§ What to do
Look below. Copy each line that has "June" in it.

(Data entries)

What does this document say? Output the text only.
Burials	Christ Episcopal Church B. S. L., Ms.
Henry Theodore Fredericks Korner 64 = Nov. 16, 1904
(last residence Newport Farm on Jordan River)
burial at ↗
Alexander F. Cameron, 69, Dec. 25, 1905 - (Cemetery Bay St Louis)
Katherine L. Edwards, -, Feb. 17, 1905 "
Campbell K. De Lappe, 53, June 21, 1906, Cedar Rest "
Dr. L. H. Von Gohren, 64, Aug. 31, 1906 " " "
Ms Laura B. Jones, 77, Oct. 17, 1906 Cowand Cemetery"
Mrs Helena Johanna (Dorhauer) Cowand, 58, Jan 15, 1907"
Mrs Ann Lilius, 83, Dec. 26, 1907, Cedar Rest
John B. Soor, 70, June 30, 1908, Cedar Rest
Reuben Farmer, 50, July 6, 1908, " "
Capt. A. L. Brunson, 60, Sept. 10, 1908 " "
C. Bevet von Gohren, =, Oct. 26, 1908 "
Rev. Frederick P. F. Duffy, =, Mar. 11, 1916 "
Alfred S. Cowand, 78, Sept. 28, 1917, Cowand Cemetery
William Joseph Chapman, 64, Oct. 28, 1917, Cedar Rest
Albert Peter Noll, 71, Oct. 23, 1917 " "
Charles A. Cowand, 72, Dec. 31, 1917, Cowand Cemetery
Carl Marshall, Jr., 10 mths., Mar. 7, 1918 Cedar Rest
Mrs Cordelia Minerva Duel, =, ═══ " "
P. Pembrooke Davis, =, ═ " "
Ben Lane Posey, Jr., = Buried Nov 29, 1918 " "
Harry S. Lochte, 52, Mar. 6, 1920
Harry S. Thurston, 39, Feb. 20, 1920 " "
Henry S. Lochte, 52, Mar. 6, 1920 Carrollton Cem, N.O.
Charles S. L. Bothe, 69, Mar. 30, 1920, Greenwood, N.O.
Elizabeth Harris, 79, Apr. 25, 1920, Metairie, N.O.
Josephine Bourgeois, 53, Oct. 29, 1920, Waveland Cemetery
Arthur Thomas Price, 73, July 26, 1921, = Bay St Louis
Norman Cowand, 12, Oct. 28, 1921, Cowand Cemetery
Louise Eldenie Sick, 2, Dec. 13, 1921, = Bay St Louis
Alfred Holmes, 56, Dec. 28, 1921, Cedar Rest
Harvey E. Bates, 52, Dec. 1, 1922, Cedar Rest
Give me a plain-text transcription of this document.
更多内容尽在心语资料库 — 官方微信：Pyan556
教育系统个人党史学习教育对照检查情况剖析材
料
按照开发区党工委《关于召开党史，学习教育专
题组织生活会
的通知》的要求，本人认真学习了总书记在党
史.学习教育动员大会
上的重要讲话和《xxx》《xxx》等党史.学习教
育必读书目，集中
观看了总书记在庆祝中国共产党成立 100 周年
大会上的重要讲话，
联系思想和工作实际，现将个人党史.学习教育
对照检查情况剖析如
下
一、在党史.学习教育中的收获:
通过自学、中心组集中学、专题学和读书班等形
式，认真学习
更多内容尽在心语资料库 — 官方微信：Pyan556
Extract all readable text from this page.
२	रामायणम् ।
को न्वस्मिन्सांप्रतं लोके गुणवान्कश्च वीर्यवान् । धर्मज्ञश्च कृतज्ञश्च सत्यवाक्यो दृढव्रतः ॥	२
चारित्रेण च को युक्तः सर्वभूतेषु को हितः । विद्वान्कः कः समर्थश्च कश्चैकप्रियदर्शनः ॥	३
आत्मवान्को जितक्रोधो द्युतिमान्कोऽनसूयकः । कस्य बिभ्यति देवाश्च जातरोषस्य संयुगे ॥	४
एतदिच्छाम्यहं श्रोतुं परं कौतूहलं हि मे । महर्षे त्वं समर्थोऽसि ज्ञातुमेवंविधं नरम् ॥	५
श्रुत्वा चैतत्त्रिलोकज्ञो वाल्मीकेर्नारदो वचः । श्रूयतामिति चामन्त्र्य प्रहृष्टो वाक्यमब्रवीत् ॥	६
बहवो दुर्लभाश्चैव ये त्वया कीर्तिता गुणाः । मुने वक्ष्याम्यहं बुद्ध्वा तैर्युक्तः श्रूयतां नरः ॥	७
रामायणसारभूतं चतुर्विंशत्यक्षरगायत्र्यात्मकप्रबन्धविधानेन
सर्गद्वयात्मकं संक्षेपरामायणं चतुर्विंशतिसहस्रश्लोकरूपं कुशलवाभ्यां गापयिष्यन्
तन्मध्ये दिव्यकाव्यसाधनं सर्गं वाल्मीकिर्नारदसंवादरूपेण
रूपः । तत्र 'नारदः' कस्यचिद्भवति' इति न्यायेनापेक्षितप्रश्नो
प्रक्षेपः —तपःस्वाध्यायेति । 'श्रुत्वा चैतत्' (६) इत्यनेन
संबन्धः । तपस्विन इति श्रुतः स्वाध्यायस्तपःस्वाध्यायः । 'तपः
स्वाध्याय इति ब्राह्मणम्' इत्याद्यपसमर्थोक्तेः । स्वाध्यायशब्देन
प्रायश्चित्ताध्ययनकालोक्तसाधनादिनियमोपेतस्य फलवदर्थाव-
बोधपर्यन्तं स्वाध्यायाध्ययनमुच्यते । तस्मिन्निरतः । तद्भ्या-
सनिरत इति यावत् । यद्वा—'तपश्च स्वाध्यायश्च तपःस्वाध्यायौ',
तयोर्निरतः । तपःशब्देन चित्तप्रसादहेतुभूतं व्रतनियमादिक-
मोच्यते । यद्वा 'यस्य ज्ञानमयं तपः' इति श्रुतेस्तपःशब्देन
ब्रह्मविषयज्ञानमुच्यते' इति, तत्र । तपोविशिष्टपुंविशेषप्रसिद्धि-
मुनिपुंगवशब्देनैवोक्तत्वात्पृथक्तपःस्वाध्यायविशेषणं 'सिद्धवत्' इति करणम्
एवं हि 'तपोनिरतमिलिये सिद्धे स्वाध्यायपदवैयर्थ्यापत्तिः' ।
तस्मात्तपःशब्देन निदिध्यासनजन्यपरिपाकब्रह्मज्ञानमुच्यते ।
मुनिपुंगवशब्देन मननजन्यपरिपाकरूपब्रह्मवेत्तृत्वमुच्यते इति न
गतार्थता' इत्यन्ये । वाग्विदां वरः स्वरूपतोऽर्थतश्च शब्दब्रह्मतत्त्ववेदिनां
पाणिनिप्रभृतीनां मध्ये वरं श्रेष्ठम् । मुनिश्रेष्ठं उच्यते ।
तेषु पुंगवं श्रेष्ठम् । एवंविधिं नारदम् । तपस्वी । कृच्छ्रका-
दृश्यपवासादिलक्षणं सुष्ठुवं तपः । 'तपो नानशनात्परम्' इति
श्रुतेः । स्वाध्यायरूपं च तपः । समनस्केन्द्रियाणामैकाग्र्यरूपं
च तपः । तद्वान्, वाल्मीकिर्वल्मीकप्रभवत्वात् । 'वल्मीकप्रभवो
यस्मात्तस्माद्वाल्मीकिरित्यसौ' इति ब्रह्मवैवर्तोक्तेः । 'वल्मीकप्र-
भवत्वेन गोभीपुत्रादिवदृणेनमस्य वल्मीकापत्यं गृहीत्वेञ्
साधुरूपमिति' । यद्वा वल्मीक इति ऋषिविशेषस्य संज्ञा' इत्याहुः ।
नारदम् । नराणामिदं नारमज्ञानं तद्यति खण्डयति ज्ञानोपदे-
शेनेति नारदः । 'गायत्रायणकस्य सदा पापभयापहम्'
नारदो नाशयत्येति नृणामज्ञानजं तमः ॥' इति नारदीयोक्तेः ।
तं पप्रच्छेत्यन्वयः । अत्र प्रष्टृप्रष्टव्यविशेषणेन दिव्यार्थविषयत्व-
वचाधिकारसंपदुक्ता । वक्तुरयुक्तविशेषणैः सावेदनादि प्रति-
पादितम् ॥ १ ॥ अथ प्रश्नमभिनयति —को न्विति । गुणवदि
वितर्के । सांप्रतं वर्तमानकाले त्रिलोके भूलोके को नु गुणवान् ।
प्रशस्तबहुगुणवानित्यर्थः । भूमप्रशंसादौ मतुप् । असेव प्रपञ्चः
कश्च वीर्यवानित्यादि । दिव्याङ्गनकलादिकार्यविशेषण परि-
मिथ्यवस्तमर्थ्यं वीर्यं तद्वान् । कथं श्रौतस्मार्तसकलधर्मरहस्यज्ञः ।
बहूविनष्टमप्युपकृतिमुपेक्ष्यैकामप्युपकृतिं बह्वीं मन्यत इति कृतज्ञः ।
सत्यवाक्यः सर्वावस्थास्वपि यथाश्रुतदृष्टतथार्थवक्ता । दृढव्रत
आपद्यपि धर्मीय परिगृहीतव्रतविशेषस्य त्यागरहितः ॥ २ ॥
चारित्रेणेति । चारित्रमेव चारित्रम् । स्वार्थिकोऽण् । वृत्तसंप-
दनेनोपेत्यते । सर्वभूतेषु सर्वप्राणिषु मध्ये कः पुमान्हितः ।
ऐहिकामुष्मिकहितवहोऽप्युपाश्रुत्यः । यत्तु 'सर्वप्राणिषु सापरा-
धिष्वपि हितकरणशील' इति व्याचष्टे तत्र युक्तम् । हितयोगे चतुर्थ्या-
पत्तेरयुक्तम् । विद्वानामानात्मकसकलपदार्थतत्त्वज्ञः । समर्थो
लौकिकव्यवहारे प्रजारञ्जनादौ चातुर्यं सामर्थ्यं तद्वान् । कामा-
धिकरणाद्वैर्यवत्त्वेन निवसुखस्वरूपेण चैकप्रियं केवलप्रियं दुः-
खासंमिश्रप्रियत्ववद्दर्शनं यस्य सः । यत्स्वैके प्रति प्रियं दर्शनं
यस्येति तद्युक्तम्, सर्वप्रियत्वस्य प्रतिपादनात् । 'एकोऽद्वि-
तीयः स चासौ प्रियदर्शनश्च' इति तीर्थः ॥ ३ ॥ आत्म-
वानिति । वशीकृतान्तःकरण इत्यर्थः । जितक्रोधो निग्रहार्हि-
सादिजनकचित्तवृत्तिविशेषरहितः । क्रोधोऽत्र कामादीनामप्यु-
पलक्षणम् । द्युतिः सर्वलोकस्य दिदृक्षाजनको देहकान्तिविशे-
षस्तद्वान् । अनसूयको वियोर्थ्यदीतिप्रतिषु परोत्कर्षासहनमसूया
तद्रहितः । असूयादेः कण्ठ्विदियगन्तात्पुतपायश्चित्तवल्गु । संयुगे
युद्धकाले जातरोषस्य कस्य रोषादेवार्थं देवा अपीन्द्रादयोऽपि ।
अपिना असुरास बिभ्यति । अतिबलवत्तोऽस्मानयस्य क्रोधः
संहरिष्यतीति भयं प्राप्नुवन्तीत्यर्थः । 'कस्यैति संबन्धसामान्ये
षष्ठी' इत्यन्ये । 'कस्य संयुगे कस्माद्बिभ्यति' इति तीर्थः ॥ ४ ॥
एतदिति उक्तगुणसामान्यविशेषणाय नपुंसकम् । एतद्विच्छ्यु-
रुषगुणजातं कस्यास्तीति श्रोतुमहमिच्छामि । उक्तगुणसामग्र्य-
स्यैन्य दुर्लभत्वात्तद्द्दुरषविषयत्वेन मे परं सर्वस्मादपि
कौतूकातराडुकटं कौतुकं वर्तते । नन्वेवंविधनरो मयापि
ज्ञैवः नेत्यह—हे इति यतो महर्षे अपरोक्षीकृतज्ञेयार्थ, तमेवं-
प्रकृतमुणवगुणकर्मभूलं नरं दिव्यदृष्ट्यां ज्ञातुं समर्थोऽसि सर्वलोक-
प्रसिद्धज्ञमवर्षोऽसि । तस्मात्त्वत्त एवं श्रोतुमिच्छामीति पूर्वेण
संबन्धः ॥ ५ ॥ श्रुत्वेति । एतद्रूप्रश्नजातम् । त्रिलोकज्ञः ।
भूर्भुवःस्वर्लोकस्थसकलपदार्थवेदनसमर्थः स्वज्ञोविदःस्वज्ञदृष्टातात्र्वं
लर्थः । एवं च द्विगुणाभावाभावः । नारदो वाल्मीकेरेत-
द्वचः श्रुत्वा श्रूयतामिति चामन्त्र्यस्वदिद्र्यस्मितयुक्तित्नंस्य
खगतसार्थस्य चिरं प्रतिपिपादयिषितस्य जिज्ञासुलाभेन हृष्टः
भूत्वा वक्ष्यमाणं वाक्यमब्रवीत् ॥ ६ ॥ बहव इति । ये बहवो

§ Final result
Campbell K. De Lappe, 53, June 21, 1906, Cedar Rest "
John B. Soor, 70, June 30, 1908, Cedar Rest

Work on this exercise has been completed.